Description of the task
Copy out all of the lines below exactly as they stand, leaving out the picture.

Provided information
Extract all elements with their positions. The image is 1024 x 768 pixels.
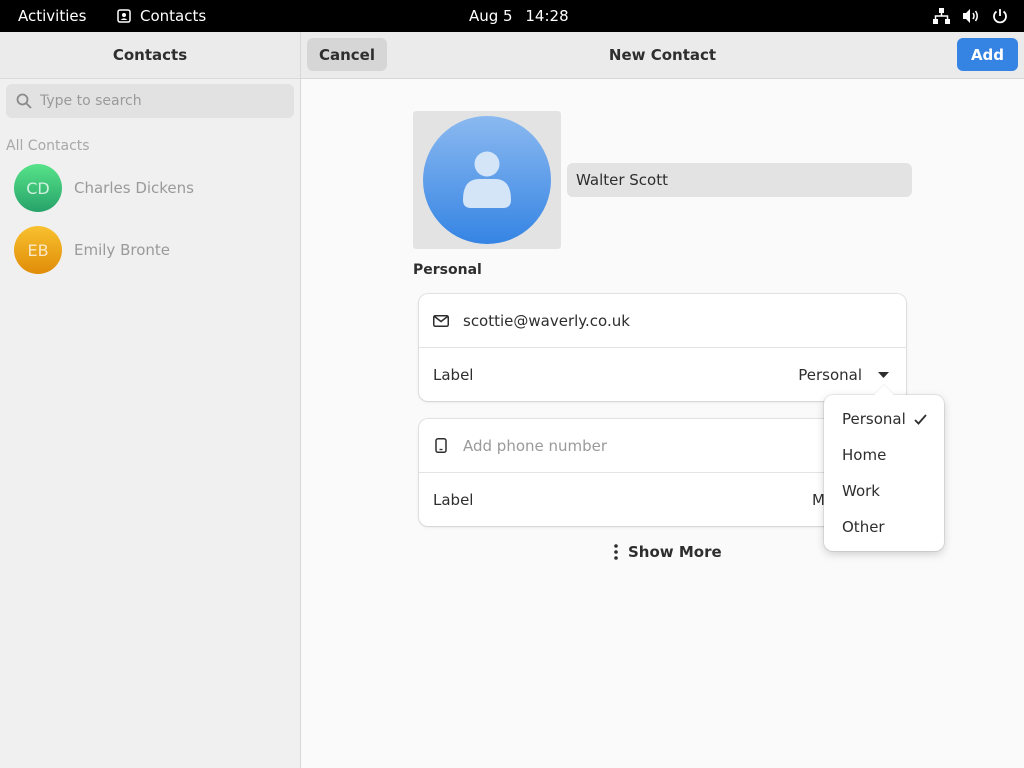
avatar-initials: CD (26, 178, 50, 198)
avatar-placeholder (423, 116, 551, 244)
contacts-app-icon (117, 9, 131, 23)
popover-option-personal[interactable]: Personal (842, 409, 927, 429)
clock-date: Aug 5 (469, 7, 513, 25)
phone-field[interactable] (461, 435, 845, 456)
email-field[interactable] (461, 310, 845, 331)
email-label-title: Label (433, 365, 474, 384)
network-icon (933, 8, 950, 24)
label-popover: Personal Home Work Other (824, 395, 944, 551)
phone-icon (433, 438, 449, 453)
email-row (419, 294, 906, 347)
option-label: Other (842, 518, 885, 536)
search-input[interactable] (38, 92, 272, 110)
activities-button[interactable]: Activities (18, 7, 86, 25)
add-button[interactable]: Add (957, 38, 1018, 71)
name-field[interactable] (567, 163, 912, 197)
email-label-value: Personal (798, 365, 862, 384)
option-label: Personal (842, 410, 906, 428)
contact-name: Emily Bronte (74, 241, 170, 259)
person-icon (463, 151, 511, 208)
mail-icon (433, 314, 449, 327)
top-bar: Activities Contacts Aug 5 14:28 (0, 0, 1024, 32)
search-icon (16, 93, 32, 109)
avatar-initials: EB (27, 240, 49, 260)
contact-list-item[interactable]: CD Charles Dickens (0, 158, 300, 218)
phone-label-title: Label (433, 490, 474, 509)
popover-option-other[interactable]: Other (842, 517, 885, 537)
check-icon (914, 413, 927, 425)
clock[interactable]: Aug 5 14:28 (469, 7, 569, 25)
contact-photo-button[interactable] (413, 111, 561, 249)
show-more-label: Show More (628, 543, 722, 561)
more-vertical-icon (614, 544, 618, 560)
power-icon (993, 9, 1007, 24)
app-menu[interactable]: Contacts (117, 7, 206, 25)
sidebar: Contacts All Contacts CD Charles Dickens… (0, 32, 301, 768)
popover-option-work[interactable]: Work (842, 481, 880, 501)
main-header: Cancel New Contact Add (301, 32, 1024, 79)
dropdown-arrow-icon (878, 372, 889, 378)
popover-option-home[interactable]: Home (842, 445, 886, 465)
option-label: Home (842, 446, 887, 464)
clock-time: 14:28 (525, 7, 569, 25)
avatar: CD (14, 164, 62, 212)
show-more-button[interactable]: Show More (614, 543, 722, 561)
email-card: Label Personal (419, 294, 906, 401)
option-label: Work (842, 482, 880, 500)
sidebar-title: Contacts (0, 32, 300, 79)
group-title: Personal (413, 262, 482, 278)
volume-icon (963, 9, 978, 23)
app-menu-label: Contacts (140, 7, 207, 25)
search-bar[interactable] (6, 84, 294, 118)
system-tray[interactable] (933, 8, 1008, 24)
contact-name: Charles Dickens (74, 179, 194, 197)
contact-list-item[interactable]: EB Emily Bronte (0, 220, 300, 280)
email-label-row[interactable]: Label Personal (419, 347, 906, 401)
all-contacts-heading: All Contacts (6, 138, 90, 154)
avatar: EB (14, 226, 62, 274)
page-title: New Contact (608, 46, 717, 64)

Exercise solution
Extract all elements with their positions. The image is 1024 x 768 pixels.
avatar-initials: CD (26, 178, 50, 198)
avatar-placeholder (423, 116, 551, 244)
contacts-app-icon (117, 9, 131, 23)
popover-option-personal[interactable]: Personal (842, 409, 927, 429)
clock-date: Aug 5 (469, 7, 513, 25)
phone-field[interactable] (461, 435, 845, 456)
email-field[interactable] (461, 310, 845, 331)
email-label-title: Label (433, 365, 474, 384)
network-icon (933, 8, 950, 24)
label-popover: Personal Home Work Other (824, 395, 944, 551)
phone-icon (433, 438, 449, 453)
email-row (419, 294, 906, 347)
option-label: Other (842, 518, 885, 536)
search-input[interactable] (38, 92, 272, 110)
activities-button[interactable]: Activities (18, 7, 86, 25)
add-button[interactable]: Add (957, 38, 1018, 71)
name-field[interactable] (567, 163, 912, 197)
email-label-value: Personal (798, 365, 862, 384)
option-label: Personal (842, 410, 906, 428)
contact-name: Emily Bronte (74, 241, 170, 259)
person-icon (463, 151, 511, 208)
mail-icon (433, 314, 449, 327)
top-bar: Activities Contacts Aug 5 14:28 (0, 0, 1024, 32)
search-icon (16, 93, 32, 109)
avatar-initials: EB (27, 240, 49, 260)
contact-list-item[interactable]: CD Charles Dickens (0, 158, 300, 218)
phone-label-title: Label (433, 490, 474, 509)
popover-option-other[interactable]: Other (842, 517, 885, 537)
check-icon (914, 413, 927, 425)
clock[interactable]: Aug 5 14:28 (469, 7, 569, 25)
contact-photo-button[interactable] (413, 111, 561, 249)
show-more-label: Show More (628, 543, 722, 561)
more-vertical-icon (614, 544, 618, 560)
power-icon (993, 9, 1007, 24)
app-menu[interactable]: Contacts (117, 7, 206, 25)
sidebar: Contacts All Contacts CD Charles Dickens… (0, 32, 301, 768)
popover-option-work[interactable]: Work (842, 481, 880, 501)
main-header: Cancel New Contact Add (301, 32, 1024, 79)
dropdown-arrow-icon (878, 372, 889, 378)
popover-option-home[interactable]: Home (842, 445, 886, 465)
option-label: Home (842, 446, 887, 464)
clock-time: 14:28 (525, 7, 569, 25)
avatar: CD (14, 164, 62, 212)
show-more-button[interactable]: Show More (614, 543, 722, 561)
email-card: Label Personal (419, 294, 906, 401)
option-label: Work (842, 482, 880, 500)
sidebar-title: Contacts (0, 32, 300, 79)
group-title: Personal (413, 262, 482, 278)
volume-icon (963, 9, 978, 23)
app-menu-label: Contacts (140, 7, 207, 25)
search-bar[interactable] (6, 84, 294, 118)
system-tray[interactable] (933, 8, 1008, 24)
contact-name: Charles Dickens (74, 179, 194, 197)
contact-list-item[interactable]: EB Emily Bronte (0, 220, 300, 280)
email-label-row[interactable]: Label Personal (419, 347, 906, 401)
all-contacts-heading: All Contacts (6, 138, 90, 154)
avatar: EB (14, 226, 62, 274)
page-title: New Contact (608, 46, 717, 64)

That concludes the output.